> _Reading passage_:
——————————

What I need to do is filter the total dataset so that, at the end of the workflow, I have a file that contains only the rows that have been added since the last time I ran the workflow.
For example, let's say I ran the workflow on July 1 at 12:00 PM and collected the three rows above. Then, I run the workflow on July 2 at 12:00 PM and I see the following:
Response ID | Category | Text |
A1B1 | Small | I loved it! |
A1B2 | Small | It was OK! |
A1B3 | Giant | It was the best! |
A1B4 | Moderate | The Alteryx community is the best! |
A1B5 | Giant | No really, they're the best! |
I would want to filter those two "new" rows into a separate table, so that they can be outputted to a file.
Alternatively, I'd like to create a column that assigns a number to the row based when it was added to the master dataset. For example, using the second table in this thread as a starting point, let's say:
Response ID | Category | Text | Run |
A1B1 | Small | I loved it! | 1 |
A1B2 | Small | It was OK! | 1 |
A1B3 | Giant | It was the best! | 1 |
A1B4 | Moderate | The Alteryx community is the best! | 2 |
A1B5 | Giant | No really, they're the best! | 3 |
In this case, I'd know the last "Run" that had been filtered out and I would be able to say: "OK, filter all rows with 2 or 3 in the Run column and output them to a separate file."
I'm open to other approaches as well, but the final goal is to have a file that contains ONLY newly added rows.
Solved! Go to Solution.
Hi @essemMLB,
your text examples are lovely! Here is how I'd attempt to solve this problem:
I'd split it up in three files:
- one file provides all the input ('New File')
- one saves all data ('Stored files')
- one saves news lines ('New Lines output')
The workflows joins the data together in two ways:
- combined stored + new rows to save the for the next run (including run ID)
- only new lines
You are probably able to use the multi-row formula for your run ID.
I'll attach the rough sample workflow. Let me know if it helps.
Best
Alex
@essemMLB - how about including a new timestamp column to your existing table? that way you know when the data was loaded, and can filter out records based on max dates?
This worked like a charm! Thank you!
(I hope you are safe and healthy!)

——————————

> _Provided material_:
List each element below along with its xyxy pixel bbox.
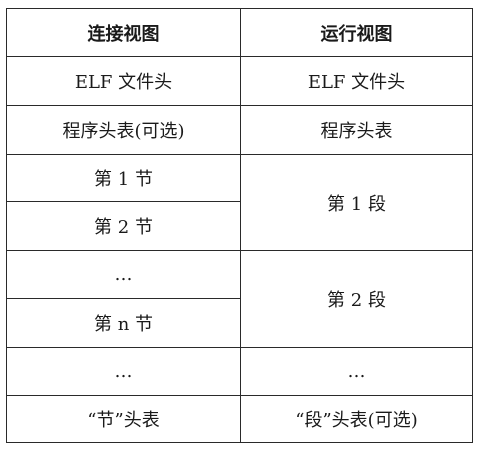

——————————

Copy the thread about filtering newly added rows, starting at "- one saves news" and ending at "charm! Thank you!", and change "run ID" to "batch number" wherever it appears.

- one saves news lines ('New Lines output')
The workflows joins the data together in two ways:
- combined stored + new rows to save the for the next run (including batch number)
- only new lines
You are probably able to use the multi-row formula for your batch number.
I'll attach the rough sample workflow. Let me know if it helps.
Best
Alex
@essemMLB - how about including a new timestamp column to your existing table? that way you know when the data was loaded, and can filter out records based on max dates?
This worked like a charm! Thank you!